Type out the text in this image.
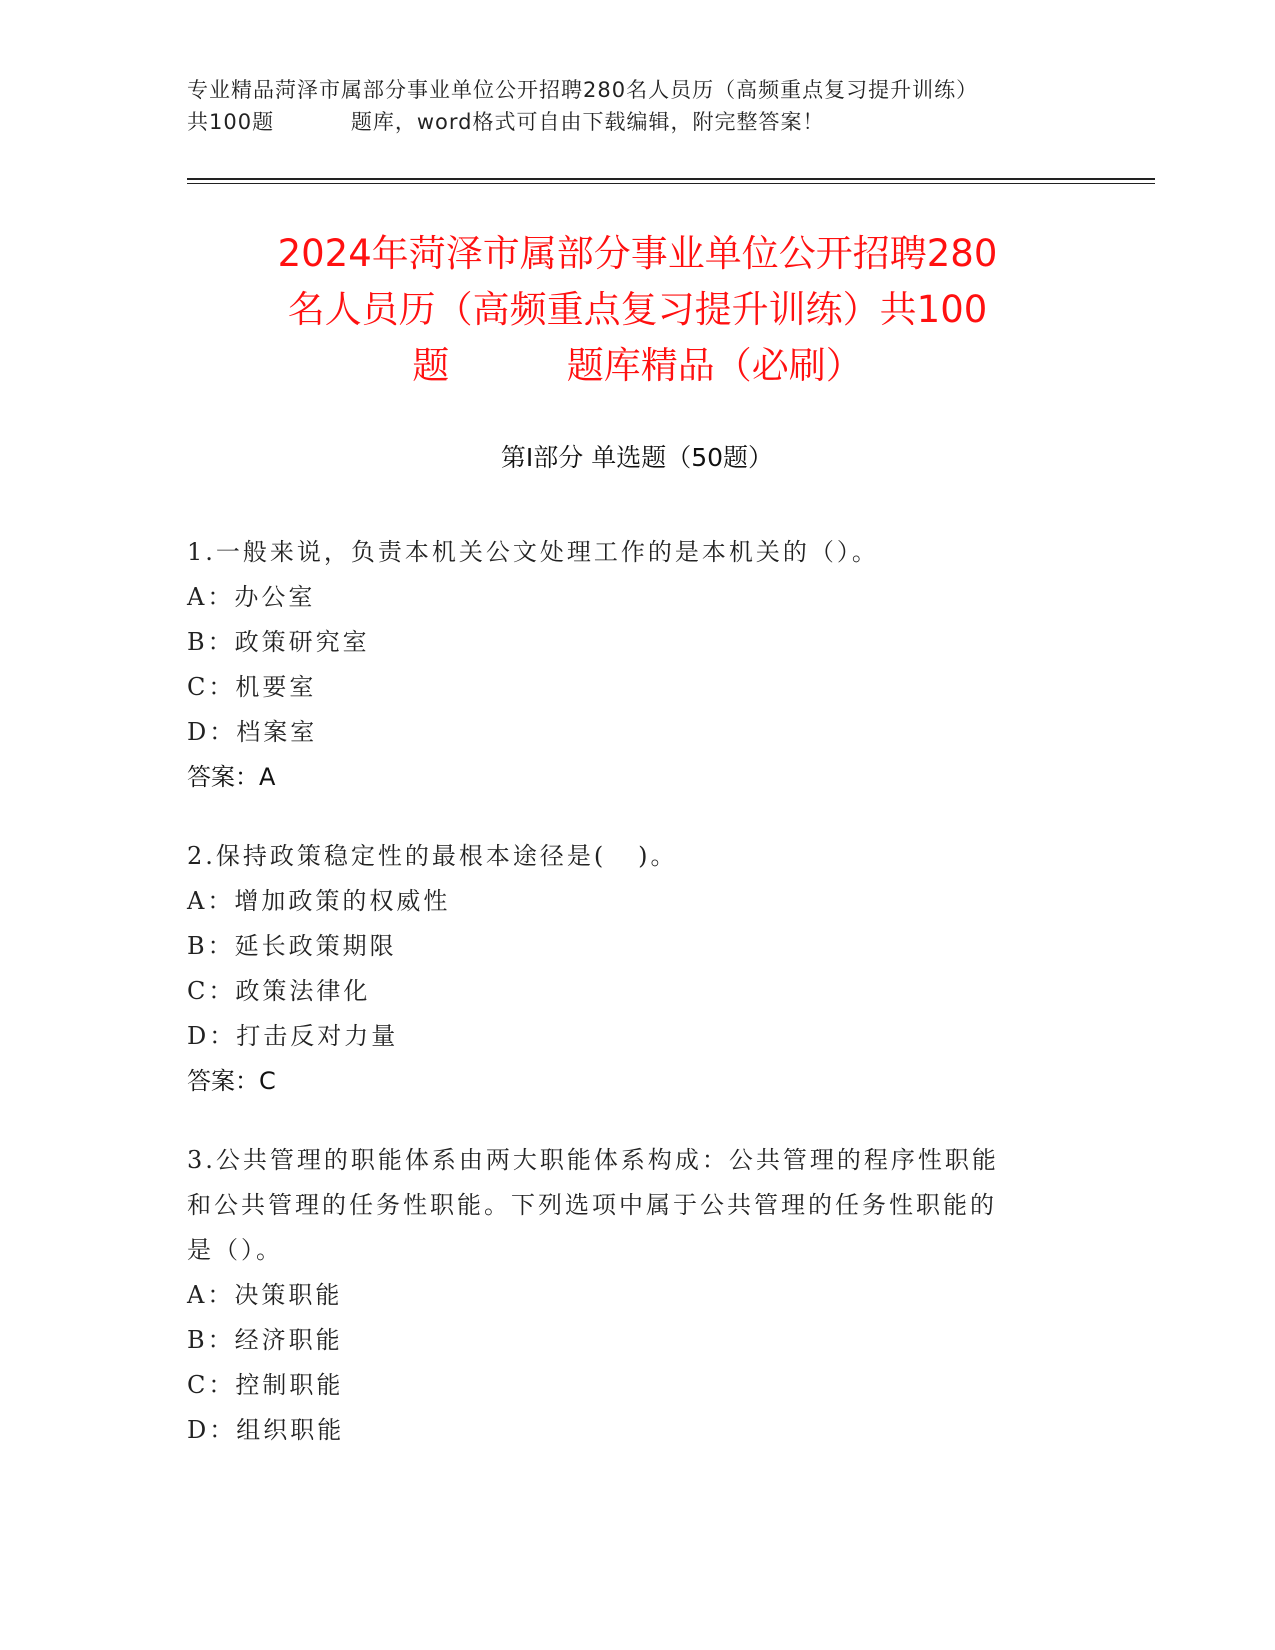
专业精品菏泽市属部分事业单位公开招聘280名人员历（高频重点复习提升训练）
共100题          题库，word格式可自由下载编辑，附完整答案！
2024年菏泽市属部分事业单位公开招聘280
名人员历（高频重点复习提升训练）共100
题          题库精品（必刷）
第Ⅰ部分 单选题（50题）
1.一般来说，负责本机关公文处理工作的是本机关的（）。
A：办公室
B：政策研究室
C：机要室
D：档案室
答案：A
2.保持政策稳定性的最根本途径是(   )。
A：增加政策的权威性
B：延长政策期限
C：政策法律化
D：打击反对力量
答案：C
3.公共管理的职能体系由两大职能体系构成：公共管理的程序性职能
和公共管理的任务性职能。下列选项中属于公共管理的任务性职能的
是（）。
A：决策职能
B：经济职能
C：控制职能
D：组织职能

» EXERCISE BRIEF:
Skip every picture and transcribe the data above exactly.

» RESPONSE FOR THIS EXERCISE:
Type out the text in this image.
专业精品菏泽市属部分事业单位公开招聘280名人员历（高频重点复习提升训练）
共100题          题库，word格式可自由下载编辑，附完整答案！
2024年菏泽市属部分事业单位公开招聘280
名人员历（高频重点复习提升训练）共100
题          题库精品（必刷）
第Ⅰ部分 单选题（50题）
1.一般来说，负责本机关公文处理工作的是本机关的（）。
A：办公室
B：政策研究室
C：机要室
D：档案室
答案：A
2.保持政策稳定性的最根本途径是(   )。
A：增加政策的权威性
B：延长政策期限
C：政策法律化
D：打击反对力量
答案：C
3.公共管理的职能体系由两大职能体系构成：公共管理的程序性职能
和公共管理的任务性职能。下列选项中属于公共管理的任务性职能的
是（）。
A：决策职能
B：经济职能
C：控制职能
D：组织职能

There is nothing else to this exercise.